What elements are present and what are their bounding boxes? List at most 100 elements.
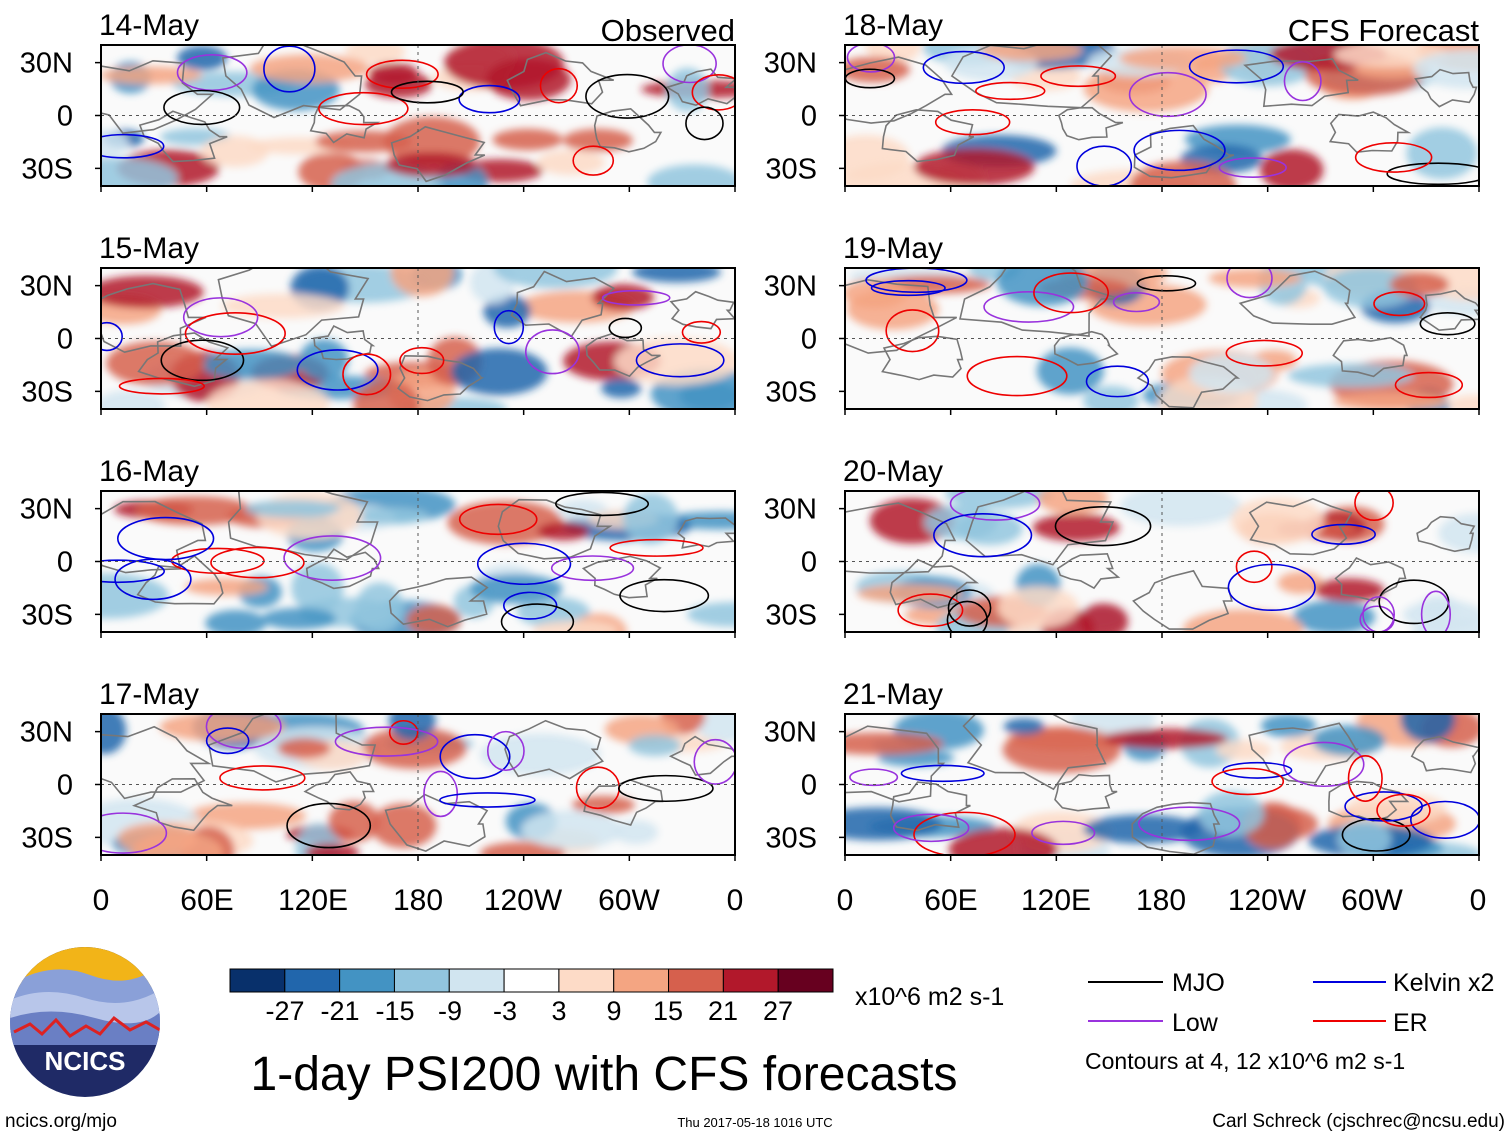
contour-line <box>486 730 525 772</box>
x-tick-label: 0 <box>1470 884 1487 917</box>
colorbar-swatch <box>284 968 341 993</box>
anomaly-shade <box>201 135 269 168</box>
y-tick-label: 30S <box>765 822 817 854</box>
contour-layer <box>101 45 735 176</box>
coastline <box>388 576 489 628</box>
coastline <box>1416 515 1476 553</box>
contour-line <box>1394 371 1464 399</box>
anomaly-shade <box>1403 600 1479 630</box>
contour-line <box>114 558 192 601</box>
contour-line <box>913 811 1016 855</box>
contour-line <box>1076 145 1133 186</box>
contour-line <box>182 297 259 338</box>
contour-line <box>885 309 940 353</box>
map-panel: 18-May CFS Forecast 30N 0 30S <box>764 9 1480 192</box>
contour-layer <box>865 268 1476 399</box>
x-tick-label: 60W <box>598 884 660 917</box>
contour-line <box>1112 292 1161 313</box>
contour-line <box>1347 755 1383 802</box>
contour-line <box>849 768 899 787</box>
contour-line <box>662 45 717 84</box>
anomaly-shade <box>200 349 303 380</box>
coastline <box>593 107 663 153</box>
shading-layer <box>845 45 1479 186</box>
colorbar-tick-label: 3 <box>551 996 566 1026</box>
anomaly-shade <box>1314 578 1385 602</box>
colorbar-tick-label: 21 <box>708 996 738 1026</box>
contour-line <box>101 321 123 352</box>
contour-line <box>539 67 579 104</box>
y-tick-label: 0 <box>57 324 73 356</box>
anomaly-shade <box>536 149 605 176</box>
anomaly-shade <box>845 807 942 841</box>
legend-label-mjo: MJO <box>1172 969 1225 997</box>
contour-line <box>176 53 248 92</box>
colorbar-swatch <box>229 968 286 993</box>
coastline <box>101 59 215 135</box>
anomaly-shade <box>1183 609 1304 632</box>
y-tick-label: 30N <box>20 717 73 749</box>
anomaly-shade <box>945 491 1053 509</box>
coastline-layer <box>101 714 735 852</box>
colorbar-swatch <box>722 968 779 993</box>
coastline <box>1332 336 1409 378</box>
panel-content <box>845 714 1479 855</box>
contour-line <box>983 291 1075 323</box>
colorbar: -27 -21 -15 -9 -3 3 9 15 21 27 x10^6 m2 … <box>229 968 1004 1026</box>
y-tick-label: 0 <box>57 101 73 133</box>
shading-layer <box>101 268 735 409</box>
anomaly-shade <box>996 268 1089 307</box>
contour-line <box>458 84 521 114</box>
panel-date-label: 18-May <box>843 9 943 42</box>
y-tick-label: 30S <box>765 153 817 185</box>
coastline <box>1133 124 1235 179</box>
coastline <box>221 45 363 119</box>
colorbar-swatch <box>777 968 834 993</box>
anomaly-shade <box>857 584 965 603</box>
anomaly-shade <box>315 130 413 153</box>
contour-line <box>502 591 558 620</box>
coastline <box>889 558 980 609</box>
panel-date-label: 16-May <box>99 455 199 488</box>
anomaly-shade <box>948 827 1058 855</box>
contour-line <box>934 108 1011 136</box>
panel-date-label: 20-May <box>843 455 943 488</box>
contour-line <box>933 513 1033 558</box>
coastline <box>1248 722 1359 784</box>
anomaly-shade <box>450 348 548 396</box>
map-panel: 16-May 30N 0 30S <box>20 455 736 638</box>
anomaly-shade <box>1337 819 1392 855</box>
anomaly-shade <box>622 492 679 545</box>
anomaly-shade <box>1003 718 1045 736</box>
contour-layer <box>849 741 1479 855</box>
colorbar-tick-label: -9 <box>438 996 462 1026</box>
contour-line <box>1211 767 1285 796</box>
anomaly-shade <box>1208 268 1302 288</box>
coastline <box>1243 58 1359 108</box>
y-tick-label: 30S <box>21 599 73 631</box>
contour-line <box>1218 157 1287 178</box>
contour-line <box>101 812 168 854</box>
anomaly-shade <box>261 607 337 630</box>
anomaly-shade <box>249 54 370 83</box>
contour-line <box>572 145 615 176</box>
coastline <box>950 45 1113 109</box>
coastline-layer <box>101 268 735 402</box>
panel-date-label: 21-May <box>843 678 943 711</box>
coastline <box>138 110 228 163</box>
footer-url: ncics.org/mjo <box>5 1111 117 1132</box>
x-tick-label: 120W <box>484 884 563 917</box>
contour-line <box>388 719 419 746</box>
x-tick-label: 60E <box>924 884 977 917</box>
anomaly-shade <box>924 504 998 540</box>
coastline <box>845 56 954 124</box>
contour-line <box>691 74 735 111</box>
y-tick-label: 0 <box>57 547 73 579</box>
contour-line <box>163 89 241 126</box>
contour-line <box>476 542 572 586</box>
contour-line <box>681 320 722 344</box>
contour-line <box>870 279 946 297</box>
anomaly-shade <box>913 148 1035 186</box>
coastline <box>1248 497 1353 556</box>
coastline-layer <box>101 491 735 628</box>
◆ ◆ ◆ ◆ ◆ ◆ ◆
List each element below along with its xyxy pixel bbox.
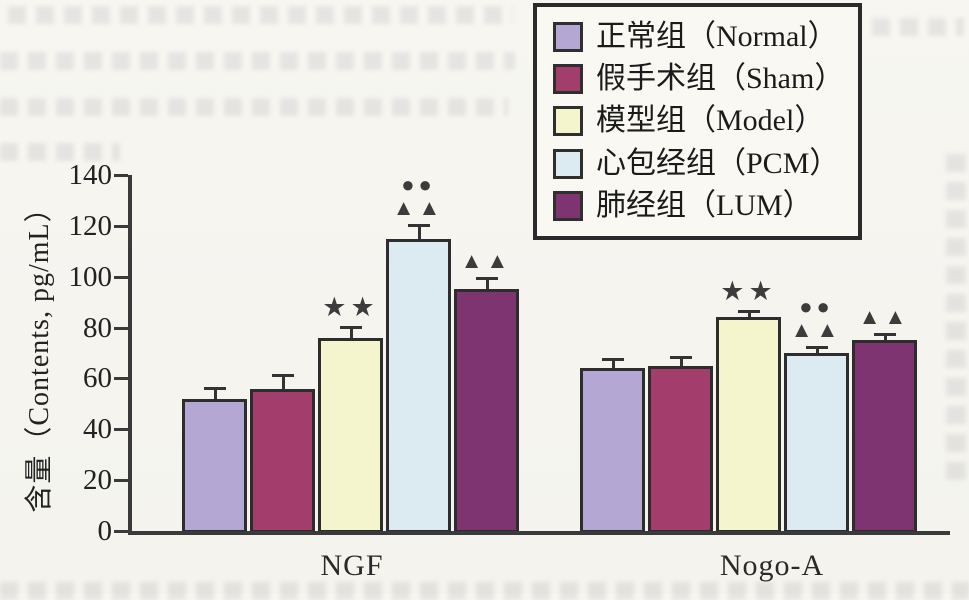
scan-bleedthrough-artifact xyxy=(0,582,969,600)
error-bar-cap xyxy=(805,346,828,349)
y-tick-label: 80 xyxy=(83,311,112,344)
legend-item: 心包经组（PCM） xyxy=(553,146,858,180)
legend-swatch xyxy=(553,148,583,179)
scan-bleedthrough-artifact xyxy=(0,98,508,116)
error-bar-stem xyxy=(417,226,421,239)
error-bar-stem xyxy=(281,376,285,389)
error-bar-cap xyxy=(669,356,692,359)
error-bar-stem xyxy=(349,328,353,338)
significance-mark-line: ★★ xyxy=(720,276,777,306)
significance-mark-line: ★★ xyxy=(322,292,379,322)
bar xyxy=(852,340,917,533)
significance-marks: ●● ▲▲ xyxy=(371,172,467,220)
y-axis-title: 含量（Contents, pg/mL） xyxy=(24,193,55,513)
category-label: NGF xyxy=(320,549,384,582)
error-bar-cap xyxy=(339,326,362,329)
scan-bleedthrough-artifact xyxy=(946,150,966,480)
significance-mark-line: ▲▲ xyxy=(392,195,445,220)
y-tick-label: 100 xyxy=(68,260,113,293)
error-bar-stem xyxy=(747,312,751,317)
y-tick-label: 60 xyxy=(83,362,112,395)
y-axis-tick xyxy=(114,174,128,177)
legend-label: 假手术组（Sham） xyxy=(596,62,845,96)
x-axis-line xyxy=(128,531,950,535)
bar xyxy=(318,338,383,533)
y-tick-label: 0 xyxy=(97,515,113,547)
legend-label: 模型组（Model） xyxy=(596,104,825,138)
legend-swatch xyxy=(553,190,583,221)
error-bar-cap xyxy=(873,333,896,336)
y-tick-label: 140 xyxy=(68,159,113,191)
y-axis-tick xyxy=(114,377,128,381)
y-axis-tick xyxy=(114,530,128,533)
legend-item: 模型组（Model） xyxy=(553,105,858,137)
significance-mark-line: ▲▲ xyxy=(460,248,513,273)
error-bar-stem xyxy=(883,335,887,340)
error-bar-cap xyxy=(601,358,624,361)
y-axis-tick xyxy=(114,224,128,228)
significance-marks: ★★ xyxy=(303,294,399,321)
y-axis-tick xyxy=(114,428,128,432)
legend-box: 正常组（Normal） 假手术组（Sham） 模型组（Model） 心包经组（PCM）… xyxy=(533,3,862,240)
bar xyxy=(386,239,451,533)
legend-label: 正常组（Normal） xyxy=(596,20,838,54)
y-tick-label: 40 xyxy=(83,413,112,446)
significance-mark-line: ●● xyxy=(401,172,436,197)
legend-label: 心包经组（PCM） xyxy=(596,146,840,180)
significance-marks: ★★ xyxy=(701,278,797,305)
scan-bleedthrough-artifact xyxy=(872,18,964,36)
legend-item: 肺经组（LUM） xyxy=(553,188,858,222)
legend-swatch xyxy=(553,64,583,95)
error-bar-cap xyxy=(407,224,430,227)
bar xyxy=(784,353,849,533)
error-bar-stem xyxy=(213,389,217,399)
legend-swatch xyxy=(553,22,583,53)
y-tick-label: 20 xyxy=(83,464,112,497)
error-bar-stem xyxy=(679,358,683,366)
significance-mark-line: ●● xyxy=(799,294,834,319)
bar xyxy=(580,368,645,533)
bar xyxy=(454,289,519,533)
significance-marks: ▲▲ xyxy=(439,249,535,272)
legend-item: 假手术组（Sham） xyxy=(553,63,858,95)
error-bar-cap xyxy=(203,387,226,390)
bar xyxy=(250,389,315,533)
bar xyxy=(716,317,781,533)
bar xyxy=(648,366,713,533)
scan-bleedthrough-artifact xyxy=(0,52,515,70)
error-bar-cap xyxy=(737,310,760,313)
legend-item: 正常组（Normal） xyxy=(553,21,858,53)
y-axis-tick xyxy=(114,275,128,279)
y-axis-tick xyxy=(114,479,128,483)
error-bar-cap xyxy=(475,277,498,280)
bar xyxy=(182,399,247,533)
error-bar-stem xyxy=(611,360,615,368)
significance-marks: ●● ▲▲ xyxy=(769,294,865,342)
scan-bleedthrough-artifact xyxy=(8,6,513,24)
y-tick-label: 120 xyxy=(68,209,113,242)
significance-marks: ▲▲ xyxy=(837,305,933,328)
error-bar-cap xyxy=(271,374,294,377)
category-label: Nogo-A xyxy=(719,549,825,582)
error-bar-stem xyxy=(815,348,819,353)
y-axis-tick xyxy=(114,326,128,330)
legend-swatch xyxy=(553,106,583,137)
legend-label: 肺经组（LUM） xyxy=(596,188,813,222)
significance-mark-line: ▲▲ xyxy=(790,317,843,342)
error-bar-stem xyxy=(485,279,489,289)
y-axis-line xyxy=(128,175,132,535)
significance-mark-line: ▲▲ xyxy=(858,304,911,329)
◆ ◆ ◆ ◆ ◆ ◆ ◆
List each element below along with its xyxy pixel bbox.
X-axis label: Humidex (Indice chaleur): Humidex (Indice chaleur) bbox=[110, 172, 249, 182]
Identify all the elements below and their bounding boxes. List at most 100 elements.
◆ ◆ ◆ ◆ ◆ ◆ ◆
- **TASK OBJECTIVE**
Copy out verbatim the part above that opens with the line containing "What elements are" and closes with the line containing "coastline <box>388 576 489 628</box>", including both of those lines. Leave the pictures out of your answer.

- **ANSWER IN FULL**
What elements are present and what are their bounding boxes? List at most 100 elements.
contour-line <box>486 730 525 772</box>
x-tick-label: 0 <box>1470 884 1487 917</box>
colorbar-swatch <box>284 968 341 993</box>
anomaly-shade <box>201 135 269 168</box>
y-tick-label: 30S <box>765 822 817 854</box>
contour-layer <box>101 45 735 176</box>
coastline <box>388 576 489 628</box>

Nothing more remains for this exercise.